▶ _DOCUMENT SEGMENT_
***

The architecture mirrors the pc-ddpm-epec2026 reference implementation; the inference path pulls weights from the [Hugging Face Hub model repo](https://huggingface.co/jbobym/pc-ddpm-alberta) at runtime.
## Data
| Dataset | Source | Coverage | License |
|---|---|---|---|
| AESO hourly wind, solar, load | AESO Open Data | 2016-01-01 → 2025-07-31 (~84,000 hours) | Public, attribution |
| ERA5 weather reanalysis (wind speed, solar radiation, temperature) | Copernicus Climate Data Store | 2016 → 2025, Alberta zones | CC-BY-4.0 |
The merged hourly grid is dense — 0% missingness across all six columns, no duplicate timestamps, full Alberta climatic range. Splits are chronological with no shuffle: train 2016 → 2023, val 2024, test 2025; the demo's reference days come from the test tail (2025-07-04, 2025-01-27) and one earlier spring day (2018-03-17) so the typical / high-wind / low-wind examples span seasons. Detailed schema, range stats, and ERA5 interpolation gotchas live in [`eda/data_profile.md`](eda/data_profile.md).
## Results
### Headline
We compute all numbers on the same 1,000 scenarios × 24 hours, sampled with a fixed seed; pandapower Newton-Raphson solves every (scenario, hour) pair, and we check feasibility post-convergence under both bound regimes. The "scenario feasibility" column is the strict reading: a scenario counts as feasible only when every one of its 24 hours is feasible at every bus.
| Model | Operational [0.85, 1.10] pu | Strict ANSI [0.89, 1.05] pu | Step feas. (strict) | V violation p95 (pu) |
|---|---|---|---|---|
| Unconstrained DDPM | 98.2% (982/1000) | 30.3% (303/1000) | 56.2% | 0.0228 |
| PC-DDPM, λ=1.0 | 99.7% (997/1000) | 34.7% (347/1000) | 64.9% | 0.0157 |
| **PC-DDPM, λ=2.0** | **100.0% (1000/1000)** | **39.0% (390/1000)** | **69.7%** | **0.0127** |
V violation p95 — the 95th-percentile worst voltage excursion across all 24,000 (scenario, hour) pairs — drops by 44% from the baseline to λ=2.0; that's the cleanest signal that the physics penalty is doing what it's supposed to do.

***

▶ _SET OF TASKS_
1. Reproduce the stretch of the PC-DDPM write-up from "The architecture mirrors" through "repo](https://huggingface.co/jbobym/pc-ddpm-alberta) at runtime.".
2. According to the PC-DDPM write-up, by what percentage does V violation p95 drop from the baseline to λ=2.0?
The material below has no connection to the PC-DDPM write-up.

***

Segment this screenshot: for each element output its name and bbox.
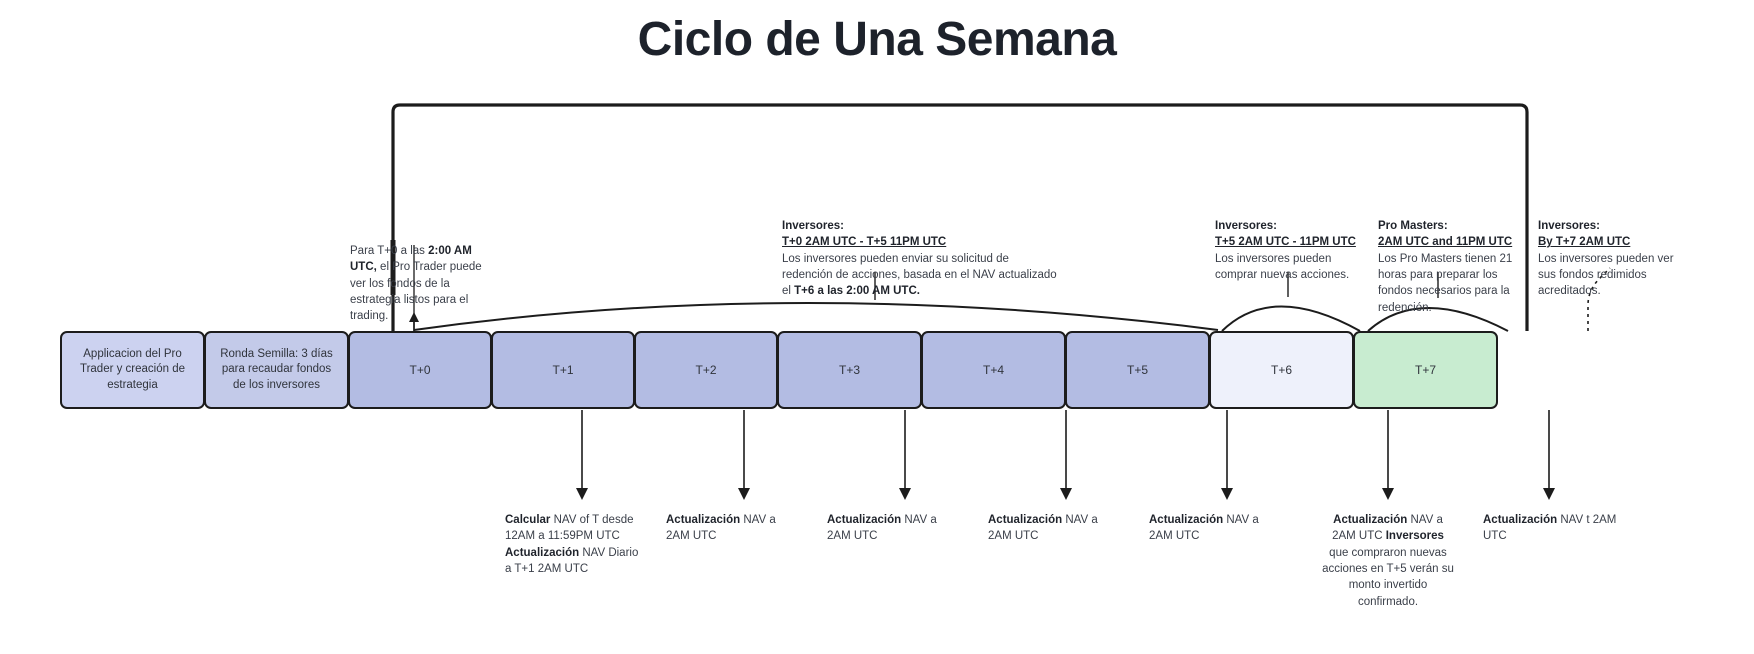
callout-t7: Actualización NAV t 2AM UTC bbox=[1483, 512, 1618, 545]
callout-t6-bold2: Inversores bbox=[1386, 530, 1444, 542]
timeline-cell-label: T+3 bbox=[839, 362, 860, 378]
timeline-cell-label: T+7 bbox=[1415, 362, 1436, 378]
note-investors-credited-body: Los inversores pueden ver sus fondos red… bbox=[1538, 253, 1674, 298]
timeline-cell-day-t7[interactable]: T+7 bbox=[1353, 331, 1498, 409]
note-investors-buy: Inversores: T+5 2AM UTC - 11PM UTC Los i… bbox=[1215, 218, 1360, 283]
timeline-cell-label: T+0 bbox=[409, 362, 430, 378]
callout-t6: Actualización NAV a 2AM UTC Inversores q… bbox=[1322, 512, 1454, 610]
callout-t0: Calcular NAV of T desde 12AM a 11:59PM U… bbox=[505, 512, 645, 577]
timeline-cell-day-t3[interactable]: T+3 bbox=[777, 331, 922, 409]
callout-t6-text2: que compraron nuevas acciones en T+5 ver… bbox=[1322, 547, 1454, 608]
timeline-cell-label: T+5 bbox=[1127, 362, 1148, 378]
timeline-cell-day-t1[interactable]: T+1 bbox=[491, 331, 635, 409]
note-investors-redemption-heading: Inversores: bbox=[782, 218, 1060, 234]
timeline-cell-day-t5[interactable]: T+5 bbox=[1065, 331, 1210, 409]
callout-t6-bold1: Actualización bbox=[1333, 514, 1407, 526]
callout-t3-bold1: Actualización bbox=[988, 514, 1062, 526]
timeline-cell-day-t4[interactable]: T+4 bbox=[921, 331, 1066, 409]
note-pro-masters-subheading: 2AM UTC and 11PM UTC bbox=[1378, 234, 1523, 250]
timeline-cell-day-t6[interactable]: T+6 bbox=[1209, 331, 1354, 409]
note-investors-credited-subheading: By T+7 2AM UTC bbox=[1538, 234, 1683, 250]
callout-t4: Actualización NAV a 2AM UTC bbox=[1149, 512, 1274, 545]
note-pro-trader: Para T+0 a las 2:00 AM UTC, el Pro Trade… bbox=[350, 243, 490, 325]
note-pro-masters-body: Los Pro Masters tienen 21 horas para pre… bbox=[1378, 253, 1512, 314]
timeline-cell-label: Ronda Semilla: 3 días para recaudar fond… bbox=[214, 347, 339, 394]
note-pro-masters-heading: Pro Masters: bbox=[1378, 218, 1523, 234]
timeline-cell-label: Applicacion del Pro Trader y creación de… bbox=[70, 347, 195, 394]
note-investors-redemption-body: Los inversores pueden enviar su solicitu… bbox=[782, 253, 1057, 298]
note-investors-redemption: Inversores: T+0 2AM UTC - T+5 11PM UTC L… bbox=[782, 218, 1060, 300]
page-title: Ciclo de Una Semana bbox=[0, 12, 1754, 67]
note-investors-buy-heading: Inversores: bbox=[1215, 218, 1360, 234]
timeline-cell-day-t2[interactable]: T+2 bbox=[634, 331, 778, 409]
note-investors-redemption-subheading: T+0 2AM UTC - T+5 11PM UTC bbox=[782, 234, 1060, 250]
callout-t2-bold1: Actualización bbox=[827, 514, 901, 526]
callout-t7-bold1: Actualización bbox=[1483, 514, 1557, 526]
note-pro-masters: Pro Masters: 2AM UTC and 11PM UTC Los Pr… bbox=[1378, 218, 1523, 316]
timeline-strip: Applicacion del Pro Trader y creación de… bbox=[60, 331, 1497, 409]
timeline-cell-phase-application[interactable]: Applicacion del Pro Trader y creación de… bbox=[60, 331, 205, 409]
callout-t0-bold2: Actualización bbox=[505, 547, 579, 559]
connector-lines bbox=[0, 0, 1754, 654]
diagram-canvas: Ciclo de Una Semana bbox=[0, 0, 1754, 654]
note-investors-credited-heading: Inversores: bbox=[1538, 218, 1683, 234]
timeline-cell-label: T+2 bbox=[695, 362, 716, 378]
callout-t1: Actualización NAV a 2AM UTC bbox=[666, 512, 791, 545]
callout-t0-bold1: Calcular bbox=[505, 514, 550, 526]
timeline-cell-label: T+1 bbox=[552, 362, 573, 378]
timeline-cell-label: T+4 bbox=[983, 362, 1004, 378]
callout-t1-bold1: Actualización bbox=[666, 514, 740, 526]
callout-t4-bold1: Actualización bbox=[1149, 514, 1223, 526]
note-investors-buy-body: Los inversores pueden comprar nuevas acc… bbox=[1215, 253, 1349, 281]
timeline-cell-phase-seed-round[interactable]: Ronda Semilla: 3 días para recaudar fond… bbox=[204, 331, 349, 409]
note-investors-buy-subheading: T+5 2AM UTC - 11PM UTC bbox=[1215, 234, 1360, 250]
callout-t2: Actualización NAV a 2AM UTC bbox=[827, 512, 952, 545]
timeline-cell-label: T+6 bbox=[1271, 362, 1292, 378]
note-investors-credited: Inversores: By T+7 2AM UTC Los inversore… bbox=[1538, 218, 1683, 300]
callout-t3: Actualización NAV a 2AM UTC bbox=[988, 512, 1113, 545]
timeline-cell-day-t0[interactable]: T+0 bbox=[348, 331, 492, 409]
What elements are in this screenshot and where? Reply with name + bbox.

***

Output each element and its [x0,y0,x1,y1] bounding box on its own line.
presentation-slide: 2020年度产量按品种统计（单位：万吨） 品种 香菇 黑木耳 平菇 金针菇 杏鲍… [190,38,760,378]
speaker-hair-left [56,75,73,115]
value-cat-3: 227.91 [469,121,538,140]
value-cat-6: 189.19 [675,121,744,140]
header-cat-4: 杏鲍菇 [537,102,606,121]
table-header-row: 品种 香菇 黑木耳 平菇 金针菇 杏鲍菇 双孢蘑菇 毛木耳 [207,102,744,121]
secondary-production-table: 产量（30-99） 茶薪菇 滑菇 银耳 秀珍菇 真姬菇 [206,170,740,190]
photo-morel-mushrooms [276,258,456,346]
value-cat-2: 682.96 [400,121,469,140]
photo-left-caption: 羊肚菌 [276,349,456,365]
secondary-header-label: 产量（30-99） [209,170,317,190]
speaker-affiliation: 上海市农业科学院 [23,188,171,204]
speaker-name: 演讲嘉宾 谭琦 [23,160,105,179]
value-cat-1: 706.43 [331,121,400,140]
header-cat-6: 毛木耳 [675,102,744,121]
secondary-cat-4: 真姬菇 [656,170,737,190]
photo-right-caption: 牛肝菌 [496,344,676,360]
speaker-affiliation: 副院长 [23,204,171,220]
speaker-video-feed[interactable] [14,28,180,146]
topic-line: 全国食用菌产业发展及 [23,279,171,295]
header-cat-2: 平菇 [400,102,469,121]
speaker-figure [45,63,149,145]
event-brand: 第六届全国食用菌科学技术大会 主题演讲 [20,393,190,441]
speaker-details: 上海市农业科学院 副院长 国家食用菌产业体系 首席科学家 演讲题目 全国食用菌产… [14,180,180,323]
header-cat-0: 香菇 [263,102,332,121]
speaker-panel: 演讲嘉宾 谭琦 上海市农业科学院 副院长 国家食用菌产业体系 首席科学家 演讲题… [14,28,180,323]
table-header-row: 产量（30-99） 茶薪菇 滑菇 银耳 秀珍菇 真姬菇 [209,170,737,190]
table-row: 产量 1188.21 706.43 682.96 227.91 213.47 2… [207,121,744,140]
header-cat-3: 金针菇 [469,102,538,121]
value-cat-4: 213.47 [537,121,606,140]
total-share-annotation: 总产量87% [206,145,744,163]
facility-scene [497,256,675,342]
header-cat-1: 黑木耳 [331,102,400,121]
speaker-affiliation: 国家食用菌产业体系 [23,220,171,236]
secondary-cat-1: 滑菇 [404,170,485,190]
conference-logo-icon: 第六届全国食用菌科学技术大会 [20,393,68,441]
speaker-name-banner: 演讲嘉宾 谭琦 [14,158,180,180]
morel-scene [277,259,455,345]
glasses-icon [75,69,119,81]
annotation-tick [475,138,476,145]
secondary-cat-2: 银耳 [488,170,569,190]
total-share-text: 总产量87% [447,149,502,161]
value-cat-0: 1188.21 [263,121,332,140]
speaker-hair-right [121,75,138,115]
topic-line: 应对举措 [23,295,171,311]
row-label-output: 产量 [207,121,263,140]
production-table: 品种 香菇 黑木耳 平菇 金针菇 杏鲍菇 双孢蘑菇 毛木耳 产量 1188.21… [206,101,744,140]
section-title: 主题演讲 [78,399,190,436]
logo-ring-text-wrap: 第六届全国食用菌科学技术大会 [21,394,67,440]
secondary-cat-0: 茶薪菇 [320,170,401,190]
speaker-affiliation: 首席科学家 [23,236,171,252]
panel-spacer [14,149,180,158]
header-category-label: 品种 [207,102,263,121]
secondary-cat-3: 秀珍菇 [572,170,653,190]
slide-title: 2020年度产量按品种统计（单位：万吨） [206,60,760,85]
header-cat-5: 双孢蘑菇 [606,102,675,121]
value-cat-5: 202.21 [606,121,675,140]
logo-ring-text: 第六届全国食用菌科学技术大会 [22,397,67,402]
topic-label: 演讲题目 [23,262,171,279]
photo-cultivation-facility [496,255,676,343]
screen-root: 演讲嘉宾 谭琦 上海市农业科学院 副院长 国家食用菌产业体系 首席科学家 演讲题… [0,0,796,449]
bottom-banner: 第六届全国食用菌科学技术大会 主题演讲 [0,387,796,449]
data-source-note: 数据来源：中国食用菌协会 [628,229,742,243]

***

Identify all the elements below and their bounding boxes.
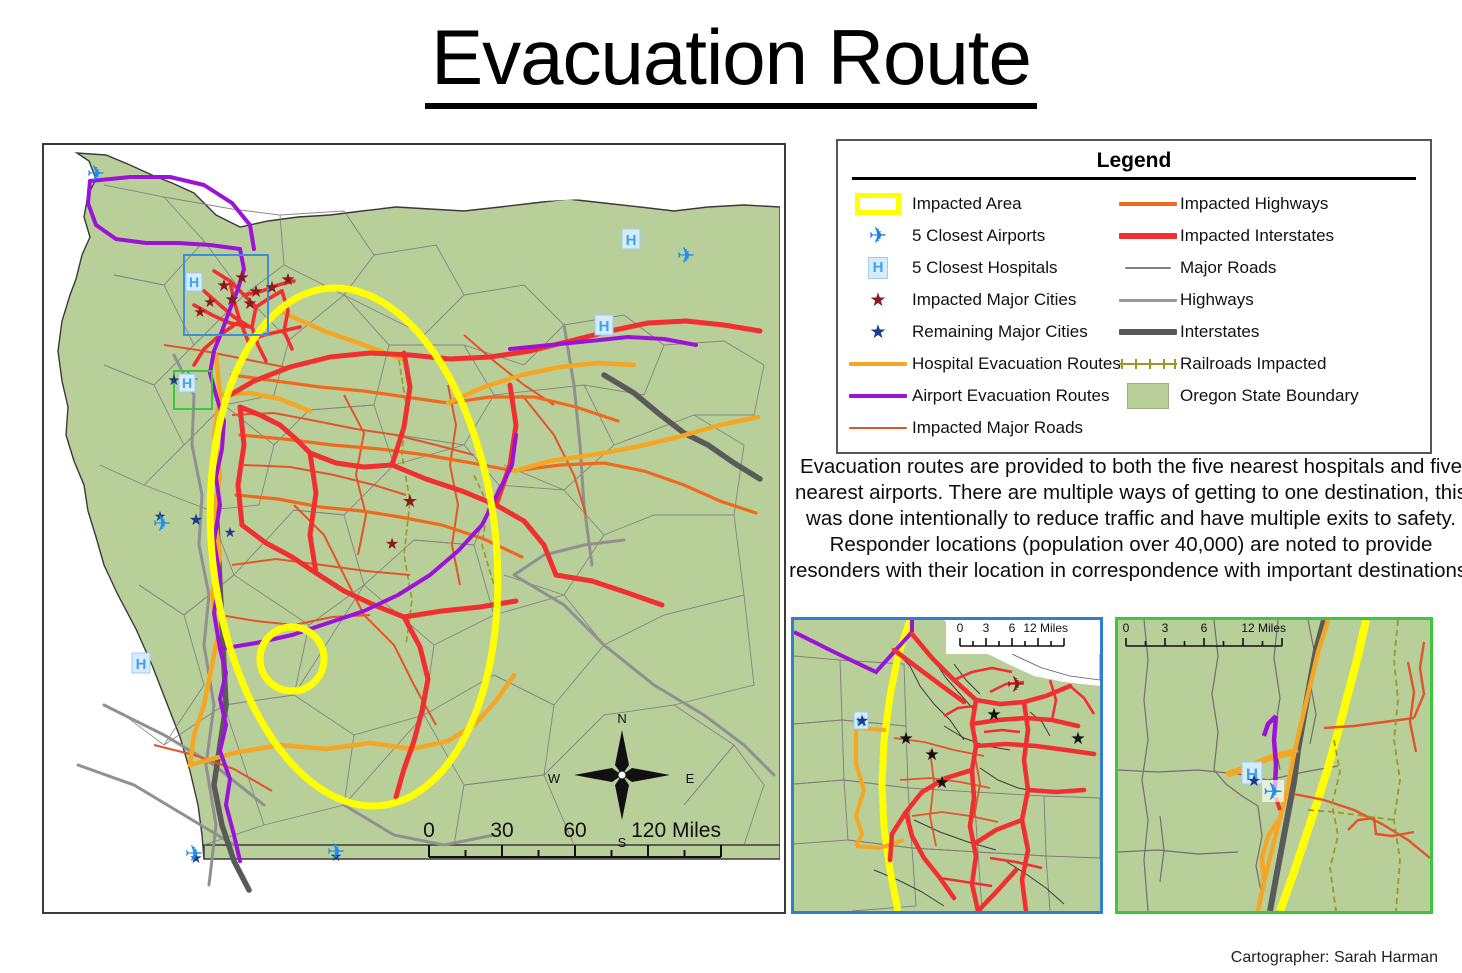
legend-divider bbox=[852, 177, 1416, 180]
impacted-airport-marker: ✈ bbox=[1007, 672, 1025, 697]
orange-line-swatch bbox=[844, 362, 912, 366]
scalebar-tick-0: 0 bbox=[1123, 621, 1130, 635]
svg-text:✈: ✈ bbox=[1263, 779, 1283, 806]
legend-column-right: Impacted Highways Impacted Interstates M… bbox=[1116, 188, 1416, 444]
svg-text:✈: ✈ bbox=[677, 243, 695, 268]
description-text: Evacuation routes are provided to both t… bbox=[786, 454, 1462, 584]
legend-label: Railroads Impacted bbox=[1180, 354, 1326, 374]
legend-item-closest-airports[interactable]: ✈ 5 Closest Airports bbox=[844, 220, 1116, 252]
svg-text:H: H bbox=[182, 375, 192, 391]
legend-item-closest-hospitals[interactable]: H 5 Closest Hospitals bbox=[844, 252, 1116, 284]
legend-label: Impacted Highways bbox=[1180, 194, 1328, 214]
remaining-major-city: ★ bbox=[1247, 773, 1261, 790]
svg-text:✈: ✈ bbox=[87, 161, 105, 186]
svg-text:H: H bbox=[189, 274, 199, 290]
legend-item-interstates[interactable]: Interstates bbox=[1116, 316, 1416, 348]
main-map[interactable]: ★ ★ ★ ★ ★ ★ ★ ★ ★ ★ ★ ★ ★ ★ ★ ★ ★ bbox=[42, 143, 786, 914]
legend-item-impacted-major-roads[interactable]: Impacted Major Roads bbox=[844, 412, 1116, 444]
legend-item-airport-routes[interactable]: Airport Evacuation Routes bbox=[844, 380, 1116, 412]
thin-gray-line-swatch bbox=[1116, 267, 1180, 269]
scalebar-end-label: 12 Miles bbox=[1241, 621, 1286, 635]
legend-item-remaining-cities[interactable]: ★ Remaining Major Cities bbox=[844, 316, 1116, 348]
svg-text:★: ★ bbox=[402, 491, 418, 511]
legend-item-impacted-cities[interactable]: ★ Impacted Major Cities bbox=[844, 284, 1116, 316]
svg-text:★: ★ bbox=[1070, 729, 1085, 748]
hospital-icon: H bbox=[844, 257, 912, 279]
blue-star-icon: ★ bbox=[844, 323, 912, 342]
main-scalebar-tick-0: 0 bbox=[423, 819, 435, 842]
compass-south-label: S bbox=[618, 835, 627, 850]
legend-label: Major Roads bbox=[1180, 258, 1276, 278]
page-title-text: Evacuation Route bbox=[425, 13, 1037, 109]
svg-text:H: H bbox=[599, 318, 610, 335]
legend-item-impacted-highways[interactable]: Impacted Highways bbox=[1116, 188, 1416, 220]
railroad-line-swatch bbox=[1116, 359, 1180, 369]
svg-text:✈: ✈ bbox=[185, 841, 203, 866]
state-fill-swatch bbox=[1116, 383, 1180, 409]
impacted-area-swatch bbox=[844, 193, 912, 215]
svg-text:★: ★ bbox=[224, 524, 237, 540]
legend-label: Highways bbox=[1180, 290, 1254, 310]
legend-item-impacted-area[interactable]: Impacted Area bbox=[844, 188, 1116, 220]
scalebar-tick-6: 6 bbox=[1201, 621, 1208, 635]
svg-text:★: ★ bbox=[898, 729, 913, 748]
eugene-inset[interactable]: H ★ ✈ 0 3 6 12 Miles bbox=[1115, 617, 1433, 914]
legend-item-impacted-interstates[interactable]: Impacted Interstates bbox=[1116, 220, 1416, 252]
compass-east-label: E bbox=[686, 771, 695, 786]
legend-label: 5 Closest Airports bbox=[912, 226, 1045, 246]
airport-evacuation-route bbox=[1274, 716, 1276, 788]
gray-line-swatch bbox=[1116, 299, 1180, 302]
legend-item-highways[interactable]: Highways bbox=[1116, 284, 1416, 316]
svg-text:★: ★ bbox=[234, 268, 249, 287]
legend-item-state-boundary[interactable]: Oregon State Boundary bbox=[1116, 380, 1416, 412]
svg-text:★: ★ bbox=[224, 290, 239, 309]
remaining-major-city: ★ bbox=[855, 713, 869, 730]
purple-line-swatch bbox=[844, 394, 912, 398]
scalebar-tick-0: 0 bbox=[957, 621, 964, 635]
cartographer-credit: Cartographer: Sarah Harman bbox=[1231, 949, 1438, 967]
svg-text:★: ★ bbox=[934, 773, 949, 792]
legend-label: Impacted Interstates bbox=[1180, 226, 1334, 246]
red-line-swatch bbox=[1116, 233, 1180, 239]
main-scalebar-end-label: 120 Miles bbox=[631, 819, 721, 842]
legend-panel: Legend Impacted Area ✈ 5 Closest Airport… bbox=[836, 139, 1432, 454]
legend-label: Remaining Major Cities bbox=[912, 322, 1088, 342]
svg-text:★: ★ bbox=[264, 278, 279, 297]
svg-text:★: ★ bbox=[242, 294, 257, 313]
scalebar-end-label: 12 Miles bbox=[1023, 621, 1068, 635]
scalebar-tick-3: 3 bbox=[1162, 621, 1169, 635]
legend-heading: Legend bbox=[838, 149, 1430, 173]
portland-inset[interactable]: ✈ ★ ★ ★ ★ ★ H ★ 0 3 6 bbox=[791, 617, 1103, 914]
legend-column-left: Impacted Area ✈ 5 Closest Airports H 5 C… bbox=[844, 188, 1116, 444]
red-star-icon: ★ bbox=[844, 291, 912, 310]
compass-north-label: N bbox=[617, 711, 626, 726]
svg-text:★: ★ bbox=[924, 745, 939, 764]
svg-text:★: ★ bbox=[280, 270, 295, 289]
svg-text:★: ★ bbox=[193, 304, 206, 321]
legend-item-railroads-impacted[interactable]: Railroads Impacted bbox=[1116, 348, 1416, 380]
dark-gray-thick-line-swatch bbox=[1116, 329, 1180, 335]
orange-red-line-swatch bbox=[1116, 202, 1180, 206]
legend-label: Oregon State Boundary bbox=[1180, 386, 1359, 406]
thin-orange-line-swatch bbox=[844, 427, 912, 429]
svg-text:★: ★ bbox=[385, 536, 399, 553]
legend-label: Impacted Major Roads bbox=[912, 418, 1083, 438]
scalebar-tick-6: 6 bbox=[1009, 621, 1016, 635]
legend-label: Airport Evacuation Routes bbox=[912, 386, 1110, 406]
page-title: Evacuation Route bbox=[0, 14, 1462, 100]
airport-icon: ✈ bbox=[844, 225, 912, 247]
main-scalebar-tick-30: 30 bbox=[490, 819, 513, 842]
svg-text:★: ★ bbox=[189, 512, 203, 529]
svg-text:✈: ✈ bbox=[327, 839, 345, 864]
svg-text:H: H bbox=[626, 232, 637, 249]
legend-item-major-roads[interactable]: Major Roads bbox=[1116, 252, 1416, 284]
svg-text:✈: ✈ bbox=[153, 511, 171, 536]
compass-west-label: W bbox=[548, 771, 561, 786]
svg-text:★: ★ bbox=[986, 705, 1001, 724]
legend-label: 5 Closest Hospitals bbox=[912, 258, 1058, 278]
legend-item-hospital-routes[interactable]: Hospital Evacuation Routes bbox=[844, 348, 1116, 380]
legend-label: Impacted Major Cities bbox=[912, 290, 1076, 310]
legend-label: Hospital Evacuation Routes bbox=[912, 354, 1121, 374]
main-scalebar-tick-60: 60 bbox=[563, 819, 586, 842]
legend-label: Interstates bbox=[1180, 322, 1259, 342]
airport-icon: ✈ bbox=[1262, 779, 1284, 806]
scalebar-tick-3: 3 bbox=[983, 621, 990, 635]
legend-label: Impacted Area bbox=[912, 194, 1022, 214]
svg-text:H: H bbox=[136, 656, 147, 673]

***

▶ _WORKED SOLUTIONS_
1.
The architecture mirrors the pc-ddpm-epec2026 reference implementation; the inference path pulls weights from the [Hugging Face Hub model repo](https://huggingface.co/jbobym/pc-ddpm-alberta) at runtime.

2. 44%